▶ **STUDY TEXT**
********************

German-based, privately-held Boehringer Ingelheim (BI) picked up ICD Therapeutics, the MacroDel biologics-delivery platform developer, for an undisclosed amount. The industry sponsor will leverage the platform to develop novel therapeutics in collaboration with nanoPET Pharma GmbH, a former shareholder of ICD Therapeutics. BI is sharing little details. Norbert Kraut, PhD, Global Head of Cancer Research for BI reported that “Boehringer Ingelheim’s collaboration with nanaPET Pharma has the potential to eliminate the hurdle that many cancer biologics face: getting access to targets inside tumor cells.” Kraut continued “ We will use ICD’s MacroDel technology to develop first-in-class potential drug candidates for intracellular targets across a variety of tumor types, for the benefit of patients who so far have no or only inadequate treatment options.”
The goal is to leverage the ability to engineer proteins and peptides to block protein-protein interactions inside cancer cells. A traditional challenge is the their large size prevents intracellular delivery. Enter ICD’s MacroDel technology, which exploits transporter proteins in the cell membrane to delivery such drug candidates inside tumor cells. This possibility opens up therapeutic targets that would otherwise be inaccessible.

********************

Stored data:
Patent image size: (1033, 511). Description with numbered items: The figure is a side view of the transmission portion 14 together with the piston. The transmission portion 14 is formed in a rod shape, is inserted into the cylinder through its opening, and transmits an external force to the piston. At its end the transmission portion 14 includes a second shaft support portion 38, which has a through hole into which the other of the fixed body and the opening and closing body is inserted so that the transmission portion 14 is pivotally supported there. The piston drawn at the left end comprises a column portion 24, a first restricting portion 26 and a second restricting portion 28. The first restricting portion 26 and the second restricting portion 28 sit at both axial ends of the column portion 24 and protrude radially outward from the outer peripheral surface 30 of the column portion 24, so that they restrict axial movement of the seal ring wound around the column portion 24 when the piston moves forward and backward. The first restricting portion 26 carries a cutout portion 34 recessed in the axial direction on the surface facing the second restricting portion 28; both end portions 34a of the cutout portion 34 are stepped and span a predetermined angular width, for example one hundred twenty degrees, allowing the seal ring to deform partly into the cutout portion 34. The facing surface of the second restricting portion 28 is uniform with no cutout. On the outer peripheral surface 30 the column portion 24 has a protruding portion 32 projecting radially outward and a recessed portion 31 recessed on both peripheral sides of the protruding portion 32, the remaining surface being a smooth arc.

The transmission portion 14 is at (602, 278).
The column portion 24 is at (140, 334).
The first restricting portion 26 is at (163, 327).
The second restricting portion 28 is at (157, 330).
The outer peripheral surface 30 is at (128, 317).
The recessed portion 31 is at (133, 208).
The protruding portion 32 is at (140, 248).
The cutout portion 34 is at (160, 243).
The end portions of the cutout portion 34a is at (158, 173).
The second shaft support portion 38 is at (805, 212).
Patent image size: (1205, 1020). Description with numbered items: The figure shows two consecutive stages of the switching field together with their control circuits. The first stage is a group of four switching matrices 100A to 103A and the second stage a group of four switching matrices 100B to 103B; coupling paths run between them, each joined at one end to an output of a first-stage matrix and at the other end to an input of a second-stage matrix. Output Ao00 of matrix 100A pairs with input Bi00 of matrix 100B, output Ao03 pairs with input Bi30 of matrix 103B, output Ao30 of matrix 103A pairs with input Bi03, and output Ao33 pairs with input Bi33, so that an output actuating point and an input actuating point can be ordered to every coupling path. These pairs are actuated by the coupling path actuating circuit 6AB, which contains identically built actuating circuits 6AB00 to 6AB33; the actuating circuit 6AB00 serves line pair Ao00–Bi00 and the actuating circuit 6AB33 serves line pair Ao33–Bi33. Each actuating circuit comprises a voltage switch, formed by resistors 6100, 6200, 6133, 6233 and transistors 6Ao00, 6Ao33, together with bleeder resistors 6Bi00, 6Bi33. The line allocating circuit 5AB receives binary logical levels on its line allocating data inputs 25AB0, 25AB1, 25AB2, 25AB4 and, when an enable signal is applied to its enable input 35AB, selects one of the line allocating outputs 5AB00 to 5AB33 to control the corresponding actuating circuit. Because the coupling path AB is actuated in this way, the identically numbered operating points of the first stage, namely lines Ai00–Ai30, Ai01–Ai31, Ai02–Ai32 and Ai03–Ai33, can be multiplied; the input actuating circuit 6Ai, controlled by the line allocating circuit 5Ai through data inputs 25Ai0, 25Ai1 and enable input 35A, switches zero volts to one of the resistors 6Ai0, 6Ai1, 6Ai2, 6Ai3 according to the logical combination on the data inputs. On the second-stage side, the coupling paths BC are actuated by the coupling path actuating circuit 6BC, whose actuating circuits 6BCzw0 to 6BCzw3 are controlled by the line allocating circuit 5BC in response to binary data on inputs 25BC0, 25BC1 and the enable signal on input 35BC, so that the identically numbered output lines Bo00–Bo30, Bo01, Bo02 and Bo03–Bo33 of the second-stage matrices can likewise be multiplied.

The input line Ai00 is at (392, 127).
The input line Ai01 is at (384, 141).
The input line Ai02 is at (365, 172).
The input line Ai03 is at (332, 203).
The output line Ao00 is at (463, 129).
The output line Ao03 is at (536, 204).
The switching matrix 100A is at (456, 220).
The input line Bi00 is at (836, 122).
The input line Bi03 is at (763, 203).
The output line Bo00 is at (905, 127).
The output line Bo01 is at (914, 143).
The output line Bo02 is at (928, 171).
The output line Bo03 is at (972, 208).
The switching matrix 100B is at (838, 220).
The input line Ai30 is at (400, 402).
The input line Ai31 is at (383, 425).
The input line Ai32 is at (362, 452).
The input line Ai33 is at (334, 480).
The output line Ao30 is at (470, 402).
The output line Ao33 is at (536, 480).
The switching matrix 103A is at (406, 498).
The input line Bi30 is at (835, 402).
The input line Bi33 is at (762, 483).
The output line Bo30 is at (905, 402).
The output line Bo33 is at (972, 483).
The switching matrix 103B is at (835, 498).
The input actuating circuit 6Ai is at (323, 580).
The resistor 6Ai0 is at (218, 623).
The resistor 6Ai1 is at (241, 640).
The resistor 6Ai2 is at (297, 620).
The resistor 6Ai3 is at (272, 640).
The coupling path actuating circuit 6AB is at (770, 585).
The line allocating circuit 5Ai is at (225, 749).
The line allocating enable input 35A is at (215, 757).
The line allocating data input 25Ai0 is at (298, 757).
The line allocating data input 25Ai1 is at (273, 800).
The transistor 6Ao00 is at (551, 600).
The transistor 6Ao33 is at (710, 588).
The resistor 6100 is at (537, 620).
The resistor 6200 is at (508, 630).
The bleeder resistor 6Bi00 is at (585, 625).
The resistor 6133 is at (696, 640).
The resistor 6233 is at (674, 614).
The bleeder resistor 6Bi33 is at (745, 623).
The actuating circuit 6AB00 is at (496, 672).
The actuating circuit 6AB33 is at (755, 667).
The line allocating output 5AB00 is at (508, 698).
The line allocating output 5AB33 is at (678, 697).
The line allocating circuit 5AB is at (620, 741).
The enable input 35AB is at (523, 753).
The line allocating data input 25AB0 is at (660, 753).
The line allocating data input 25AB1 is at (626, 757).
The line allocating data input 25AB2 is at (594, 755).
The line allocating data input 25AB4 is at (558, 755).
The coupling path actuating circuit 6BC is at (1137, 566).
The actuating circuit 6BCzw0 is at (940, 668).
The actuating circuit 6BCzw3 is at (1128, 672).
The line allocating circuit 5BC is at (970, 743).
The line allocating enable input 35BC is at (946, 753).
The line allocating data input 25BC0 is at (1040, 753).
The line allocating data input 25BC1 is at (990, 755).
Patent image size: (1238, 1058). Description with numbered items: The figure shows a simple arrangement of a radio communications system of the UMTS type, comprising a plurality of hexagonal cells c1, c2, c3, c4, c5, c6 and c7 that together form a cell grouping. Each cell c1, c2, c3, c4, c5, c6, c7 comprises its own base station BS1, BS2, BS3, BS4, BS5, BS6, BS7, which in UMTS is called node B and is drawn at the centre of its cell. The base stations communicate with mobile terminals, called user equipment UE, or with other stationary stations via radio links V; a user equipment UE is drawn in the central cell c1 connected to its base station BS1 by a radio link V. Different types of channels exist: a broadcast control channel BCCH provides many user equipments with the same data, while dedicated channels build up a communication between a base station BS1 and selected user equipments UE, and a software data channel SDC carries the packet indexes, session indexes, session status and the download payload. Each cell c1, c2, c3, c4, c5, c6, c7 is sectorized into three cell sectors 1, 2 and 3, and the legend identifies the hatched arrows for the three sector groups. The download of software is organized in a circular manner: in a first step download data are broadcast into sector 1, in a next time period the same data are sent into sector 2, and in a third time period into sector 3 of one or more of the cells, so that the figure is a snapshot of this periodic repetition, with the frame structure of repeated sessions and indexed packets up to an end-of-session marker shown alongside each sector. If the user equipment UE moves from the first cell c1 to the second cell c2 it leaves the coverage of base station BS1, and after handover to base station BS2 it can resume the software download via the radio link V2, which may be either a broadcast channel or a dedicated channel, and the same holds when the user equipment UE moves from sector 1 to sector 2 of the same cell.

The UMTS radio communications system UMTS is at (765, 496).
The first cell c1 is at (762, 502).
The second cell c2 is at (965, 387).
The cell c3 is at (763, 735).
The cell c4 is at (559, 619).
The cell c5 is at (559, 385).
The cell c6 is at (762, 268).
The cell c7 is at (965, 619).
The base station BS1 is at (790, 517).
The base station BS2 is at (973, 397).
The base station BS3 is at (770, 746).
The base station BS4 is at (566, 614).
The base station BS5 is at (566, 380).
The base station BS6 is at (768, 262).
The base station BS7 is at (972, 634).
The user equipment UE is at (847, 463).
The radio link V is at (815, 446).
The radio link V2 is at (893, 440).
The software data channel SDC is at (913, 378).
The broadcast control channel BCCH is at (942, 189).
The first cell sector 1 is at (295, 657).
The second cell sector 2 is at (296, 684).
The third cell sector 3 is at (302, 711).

********************

▶ **YOUR ASSIGNMENT**
According to the article on Boehringer Ingelheim's purchase of ICD Therapeutics, what does the MacroDel technology use to get drug candidates inside tumor cells?

▶ **YOUR SOLUTION**
It uses transporter proteins in the cell membrane.